(CHALLENGE) Reproduce every line of the material below, but drop the pictures.

----

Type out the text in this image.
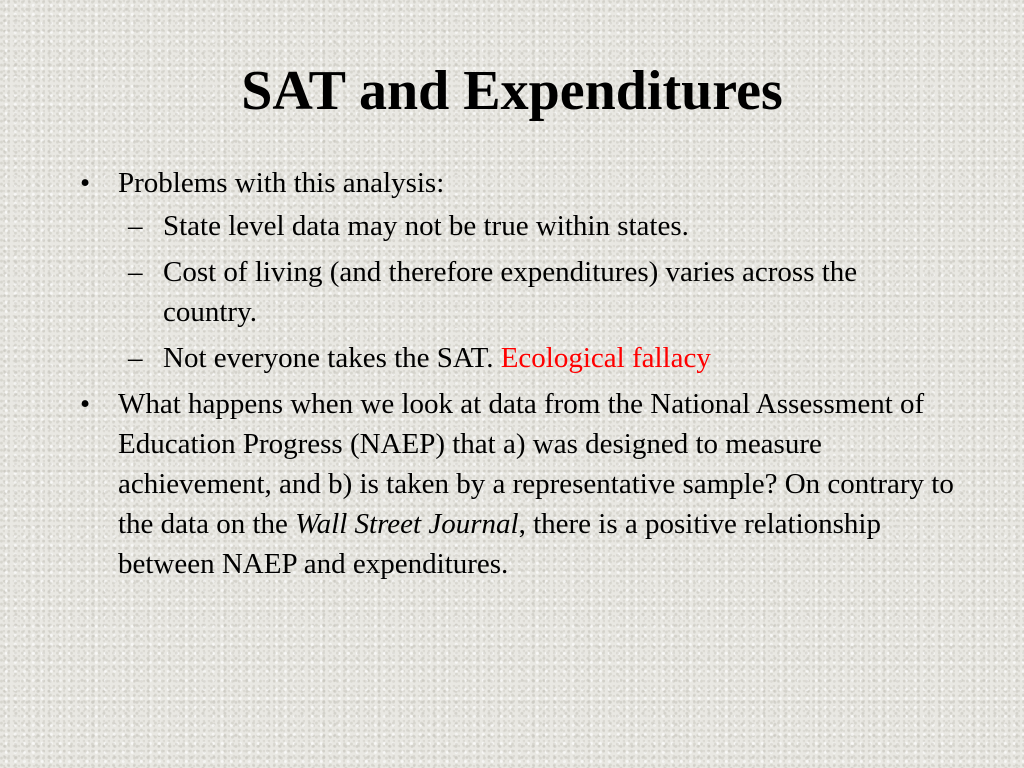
SAT and Expenditures
• Problems with this analysis:
– State level data may not be true within states.
– Cost of living (and therefore expenditures) varies across the country.
– Not everyone takes the SAT. Ecological fallacy
• What happens when we look at data from the National Assessment of Education Progress (NAEP) that a) was designed to measure achievement, and b) is taken by a representative sample? On contrary to the data on the Wall Street Journal, there is a positive relationship between NAEP and expenditures.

----

(RIGHT ANSWER)
Type out the text in this image.
SAT and Expenditures
• Problems with this analysis:
– State level data may not be true within states.
– Cost of living (and therefore expenditures) varies across the country.
– Not everyone takes the SAT. Ecological fallacy
• What happens when we look at data from the National Assessment of Education Progress (NAEP) that a) was designed to measure achievement, and b) is taken by a representative sample? On contrary to the data on the Wall Street Journal, there is a positive relationship between NAEP and expenditures.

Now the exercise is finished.